Print the entire listing. Each line must match the original exactly.

[Supplied data start]

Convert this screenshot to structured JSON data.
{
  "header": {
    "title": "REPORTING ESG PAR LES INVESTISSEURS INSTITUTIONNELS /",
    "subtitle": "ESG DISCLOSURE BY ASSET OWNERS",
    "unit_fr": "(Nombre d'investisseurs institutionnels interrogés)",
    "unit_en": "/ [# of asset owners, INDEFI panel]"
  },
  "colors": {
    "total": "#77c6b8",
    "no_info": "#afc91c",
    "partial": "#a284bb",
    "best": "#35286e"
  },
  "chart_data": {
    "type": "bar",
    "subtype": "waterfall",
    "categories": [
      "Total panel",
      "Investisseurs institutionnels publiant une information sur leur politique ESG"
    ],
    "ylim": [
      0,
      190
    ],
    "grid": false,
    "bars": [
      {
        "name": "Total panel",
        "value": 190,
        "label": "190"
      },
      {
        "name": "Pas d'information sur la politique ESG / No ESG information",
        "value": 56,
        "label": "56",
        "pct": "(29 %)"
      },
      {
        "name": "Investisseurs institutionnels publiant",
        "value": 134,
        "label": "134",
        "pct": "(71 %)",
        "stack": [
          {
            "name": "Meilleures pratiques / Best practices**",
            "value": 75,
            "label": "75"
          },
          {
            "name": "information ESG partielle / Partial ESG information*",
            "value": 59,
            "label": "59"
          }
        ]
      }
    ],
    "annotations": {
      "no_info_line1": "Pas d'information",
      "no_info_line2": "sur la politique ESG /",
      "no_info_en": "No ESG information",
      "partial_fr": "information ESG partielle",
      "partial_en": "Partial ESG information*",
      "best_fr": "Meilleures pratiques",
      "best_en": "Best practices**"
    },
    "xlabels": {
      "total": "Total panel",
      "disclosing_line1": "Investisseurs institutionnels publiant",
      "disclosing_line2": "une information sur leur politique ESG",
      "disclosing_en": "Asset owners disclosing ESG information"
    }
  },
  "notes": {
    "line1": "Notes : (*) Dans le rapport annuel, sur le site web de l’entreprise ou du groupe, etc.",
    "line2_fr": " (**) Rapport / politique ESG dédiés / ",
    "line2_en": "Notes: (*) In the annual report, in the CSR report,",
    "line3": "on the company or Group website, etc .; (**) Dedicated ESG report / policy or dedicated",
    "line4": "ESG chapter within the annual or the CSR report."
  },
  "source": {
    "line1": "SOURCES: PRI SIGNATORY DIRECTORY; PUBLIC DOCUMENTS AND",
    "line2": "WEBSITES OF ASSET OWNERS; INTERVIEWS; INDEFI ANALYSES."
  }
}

[Supplied data end]

--- Solved exercise ---
Convert this screenshot to structured JSON data.
{
  "header": {
    "title": "REPORTING ESG PAR LES INVESTISSEURS INSTITUTIONNELS /",
    "subtitle": "ESG DISCLOSURE BY ASSET OWNERS",
    "unit_fr": "(Nombre d'investisseurs institutionnels interrogés)",
    "unit_en": "/ [# of asset owners, INDEFI panel]"
  },
  "colors": {
    "total": "#77c6b8",
    "no_info": "#afc91c",
    "partial": "#a284bb",
    "best": "#35286e"
  },
  "chart_data": {
    "type": "bar",
    "subtype": "waterfall",
    "categories": [
      "Total panel",
      "Investisseurs institutionnels publiant une information sur leur politique ESG"
    ],
    "ylim": [
      0,
      190
    ],
    "grid": false,
    "bars": [
      {
        "name": "Total panel",
        "value": 190,
        "label": "190"
      },
      {
        "name": "Pas d'information sur la politique ESG / No ESG information",
        "value": 56,
        "label": "56",
        "pct": "(29 %)"
      },
      {
        "name": "Investisseurs institutionnels publiant",
        "value": 134,
        "label": "134",
        "pct": "(71 %)",
        "stack": [
          {
            "name": "Meilleures pratiques / Best practices**",
            "value": 75,
            "label": "75"
          },
          {
            "name": "information ESG partielle / Partial ESG information*",
            "value": 59,
            "label": "59"
          }
        ]
      }
    ],
    "annotations": {
      "no_info_line1": "Pas d'information",
      "no_info_line2": "sur la politique ESG /",
      "no_info_en": "No ESG information",
      "partial_fr": "information ESG partielle",
      "partial_en": "Partial ESG information*",
      "best_fr": "Meilleures pratiques",
      "best_en": "Best practices**"
    },
    "xlabels": {
      "total": "Total panel",
      "disclosing_line1": "Investisseurs institutionnels publiant",
      "disclosing_line2": "une information sur leur politique ESG",
      "disclosing_en": "Asset owners disclosing ESG information"
    }
  },
  "notes": {
    "line1": "Notes : (*) Dans le rapport annuel, sur le site web de l’entreprise ou du groupe, etc.",
    "line2_fr": " (**) Rapport / politique ESG dédiés / ",
    "line2_en": "Notes: (*) In the annual report, in the CSR report,",
    "line3": "on the company or Group website, etc .; (**) Dedicated ESG report / policy or dedicated",
    "line4": "ESG chapter within the annual or the CSR report."
  },
  "source": {
    "line1": "SOURCES: PRI SIGNATORY DIRECTORY; PUBLIC DOCUMENTS AND",
    "line2": "WEBSITES OF ASSET OWNERS; INTERVIEWS; INDEFI ANALYSES."
  }
}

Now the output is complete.